*WRITTEN TASK*: Reproduce the data exactly.
:: AVAILABLE DATA
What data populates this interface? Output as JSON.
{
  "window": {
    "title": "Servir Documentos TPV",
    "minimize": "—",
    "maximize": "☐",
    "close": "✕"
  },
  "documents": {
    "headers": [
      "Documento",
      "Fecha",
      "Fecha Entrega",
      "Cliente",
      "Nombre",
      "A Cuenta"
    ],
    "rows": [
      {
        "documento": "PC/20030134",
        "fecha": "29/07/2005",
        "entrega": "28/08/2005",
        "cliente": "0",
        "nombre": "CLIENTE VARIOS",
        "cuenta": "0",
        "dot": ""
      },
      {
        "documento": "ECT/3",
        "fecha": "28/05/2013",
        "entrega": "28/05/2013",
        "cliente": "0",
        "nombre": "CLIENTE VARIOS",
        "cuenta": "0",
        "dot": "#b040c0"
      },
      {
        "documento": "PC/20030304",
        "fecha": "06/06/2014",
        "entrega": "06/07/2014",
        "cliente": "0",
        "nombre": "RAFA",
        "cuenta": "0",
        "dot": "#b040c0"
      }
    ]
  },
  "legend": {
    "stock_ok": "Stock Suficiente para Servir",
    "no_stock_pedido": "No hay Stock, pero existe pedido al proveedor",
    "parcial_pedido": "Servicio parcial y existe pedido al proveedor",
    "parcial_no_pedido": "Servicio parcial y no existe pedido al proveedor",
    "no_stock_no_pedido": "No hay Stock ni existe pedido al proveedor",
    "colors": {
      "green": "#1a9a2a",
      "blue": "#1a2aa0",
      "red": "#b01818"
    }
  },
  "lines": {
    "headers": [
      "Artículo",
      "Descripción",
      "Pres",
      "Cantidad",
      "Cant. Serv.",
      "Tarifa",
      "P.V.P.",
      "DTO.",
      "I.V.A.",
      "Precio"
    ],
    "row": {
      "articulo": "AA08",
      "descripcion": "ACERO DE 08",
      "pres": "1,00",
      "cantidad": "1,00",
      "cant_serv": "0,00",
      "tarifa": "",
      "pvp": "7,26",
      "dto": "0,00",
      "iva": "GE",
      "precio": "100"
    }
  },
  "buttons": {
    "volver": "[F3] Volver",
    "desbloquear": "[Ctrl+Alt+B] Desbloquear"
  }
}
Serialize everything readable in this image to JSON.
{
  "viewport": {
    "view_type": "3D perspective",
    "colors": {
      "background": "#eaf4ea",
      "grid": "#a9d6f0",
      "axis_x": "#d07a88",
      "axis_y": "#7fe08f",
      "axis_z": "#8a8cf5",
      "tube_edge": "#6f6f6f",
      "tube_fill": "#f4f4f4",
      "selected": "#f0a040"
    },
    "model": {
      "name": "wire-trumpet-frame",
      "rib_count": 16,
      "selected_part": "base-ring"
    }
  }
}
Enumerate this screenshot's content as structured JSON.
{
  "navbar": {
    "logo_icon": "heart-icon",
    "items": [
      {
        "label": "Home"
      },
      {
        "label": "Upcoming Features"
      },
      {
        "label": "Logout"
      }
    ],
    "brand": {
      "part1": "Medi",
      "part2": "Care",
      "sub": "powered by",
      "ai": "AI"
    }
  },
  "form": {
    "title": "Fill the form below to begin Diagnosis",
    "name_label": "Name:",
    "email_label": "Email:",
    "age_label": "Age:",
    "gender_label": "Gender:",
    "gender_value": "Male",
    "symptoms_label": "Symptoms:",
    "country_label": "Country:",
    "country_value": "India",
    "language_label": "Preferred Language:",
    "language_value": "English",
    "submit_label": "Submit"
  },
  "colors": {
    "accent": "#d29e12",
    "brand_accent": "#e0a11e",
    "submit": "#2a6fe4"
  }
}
::::
*OUTPUT*:
What data populates this interface? Output as JSON.
{
  "window": {
    "title": "Servir Documentos TPV",
    "minimize": "—",
    "maximize": "☐",
    "close": "✕"
  },
  "documents": {
    "headers": [
      "Documento",
      "Fecha",
      "Fecha Entrega",
      "Cliente",
      "Nombre",
      "A Cuenta"
    ],
    "rows": [
      {
        "documento": "PC/20030134",
        "fecha": "29/07/2005",
        "entrega": "28/08/2005",
        "cliente": "0",
        "nombre": "CLIENTE VARIOS",
        "cuenta": "0",
        "dot": ""
      },
      {
        "documento": "ECT/3",
        "fecha": "28/05/2013",
        "entrega": "28/05/2013",
        "cliente": "0",
        "nombre": "CLIENTE VARIOS",
        "cuenta": "0",
        "dot": "#b040c0"
      },
      {
        "documento": "PC/20030304",
        "fecha": "06/06/2014",
        "entrega": "06/07/2014",
        "cliente": "0",
        "nombre": "RAFA",
        "cuenta": "0",
        "dot": "#b040c0"
      }
    ]
  },
  "legend": {
    "stock_ok": "Stock Suficiente para Servir",
    "no_stock_pedido": "No hay Stock, pero existe pedido al proveedor",
    "parcial_pedido": "Servicio parcial y existe pedido al proveedor",
    "parcial_no_pedido": "Servicio parcial y no existe pedido al proveedor",
    "no_stock_no_pedido": "No hay Stock ni existe pedido al proveedor",
    "colors": {
      "green": "#1a9a2a",
      "blue": "#1a2aa0",
      "red": "#b01818"
    }
  },
  "lines": {
    "headers": [
      "Artículo",
      "Descripción",
      "Pres",
      "Cantidad",
      "Cant. Serv.",
      "Tarifa",
      "P.V.P.",
      "DTO.",
      "I.V.A.",
      "Precio"
    ],
    "row": {
      "articulo": "AA08",
      "descripcion": "ACERO DE 08",
      "pres": "1,00",
      "cantidad": "1,00",
      "cant_serv": "0,00",
      "tarifa": "",
      "pvp": "7,26",
      "dto": "0,00",
      "iva": "GE",
      "precio": "100"
    }
  },
  "buttons": {
    "volver": "[F3] Volver",
    "desbloquear": "[Ctrl+Alt+B] Desbloquear"
  }
}
Serialize everything readable in this image to JSON.
{
  "viewport": {
    "view_type": "3D perspective",
    "colors": {
      "background": "#eaf4ea",
      "grid": "#a9d6f0",
      "axis_x": "#d07a88",
      "axis_y": "#7fe08f",
      "axis_z": "#8a8cf5",
      "tube_edge": "#6f6f6f",
      "tube_fill": "#f4f4f4",
      "selected": "#f0a040"
    },
    "model": {
      "name": "wire-trumpet-frame",
      "rib_count": 16,
      "selected_part": "base-ring"
    }
  }
}
Enumerate this screenshot's content as structured JSON.
{
  "navbar": {
    "logo_icon": "heart-icon",
    "items": [
      {
        "label": "Home"
      },
      {
        "label": "Upcoming Features"
      },
      {
        "label": "Logout"
      }
    ],
    "brand": {
      "part1": "Medi",
      "part2": "Care",
      "sub": "powered by",
      "ai": "AI"
    }
  },
  "form": {
    "title": "Fill the form below to begin Diagnosis",
    "name_label": "Name:",
    "email_label": "Email:",
    "age_label": "Age:",
    "gender_label": "Gender:",
    "gender_value": "Male",
    "symptoms_label": "Symptoms:",
    "country_label": "Country:",
    "country_value": "India",
    "language_label": "Preferred Language:",
    "language_value": "English",
    "submit_label": "Submit"
  },
  "colors": {
    "accent": "#d29e12",
    "brand_accent": "#e0a11e",
    "submit": "#2a6fe4"
  }
}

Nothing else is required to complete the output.